[start of Given records]

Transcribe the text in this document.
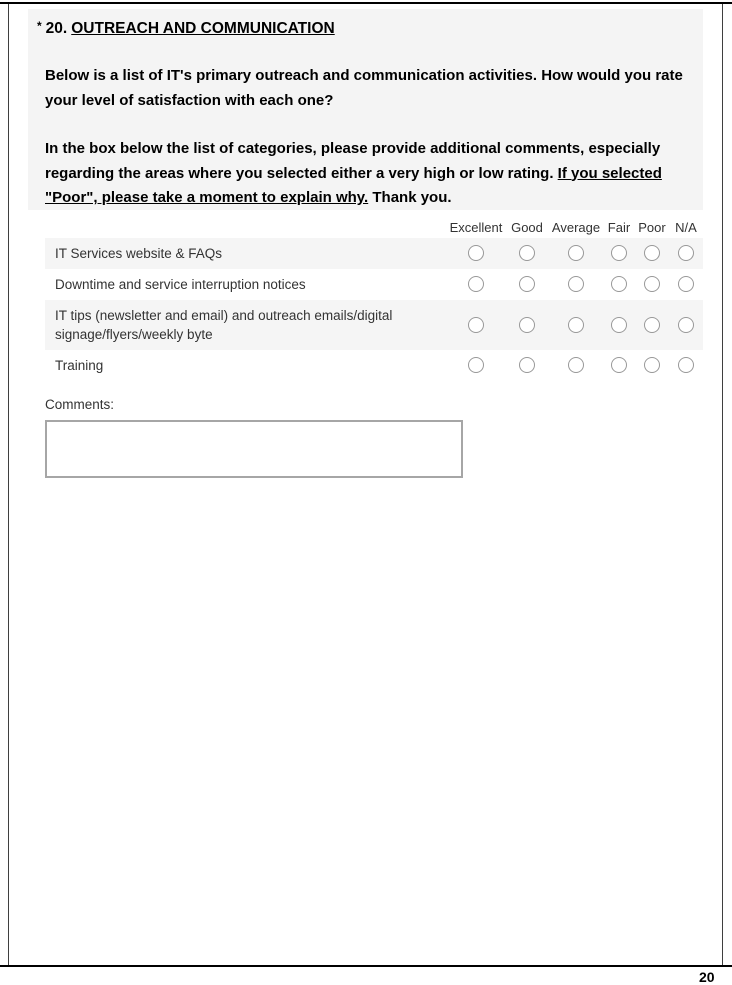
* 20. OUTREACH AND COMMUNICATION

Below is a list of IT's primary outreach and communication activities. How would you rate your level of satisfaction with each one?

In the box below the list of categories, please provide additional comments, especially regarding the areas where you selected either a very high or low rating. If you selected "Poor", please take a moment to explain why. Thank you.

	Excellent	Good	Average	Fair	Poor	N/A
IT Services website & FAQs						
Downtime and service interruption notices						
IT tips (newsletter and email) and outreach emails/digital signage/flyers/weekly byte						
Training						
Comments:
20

[end of Given records]

Exercise directions =
Count the lines in the material above where the string "Poor" appears, then state only that count.

The output =
2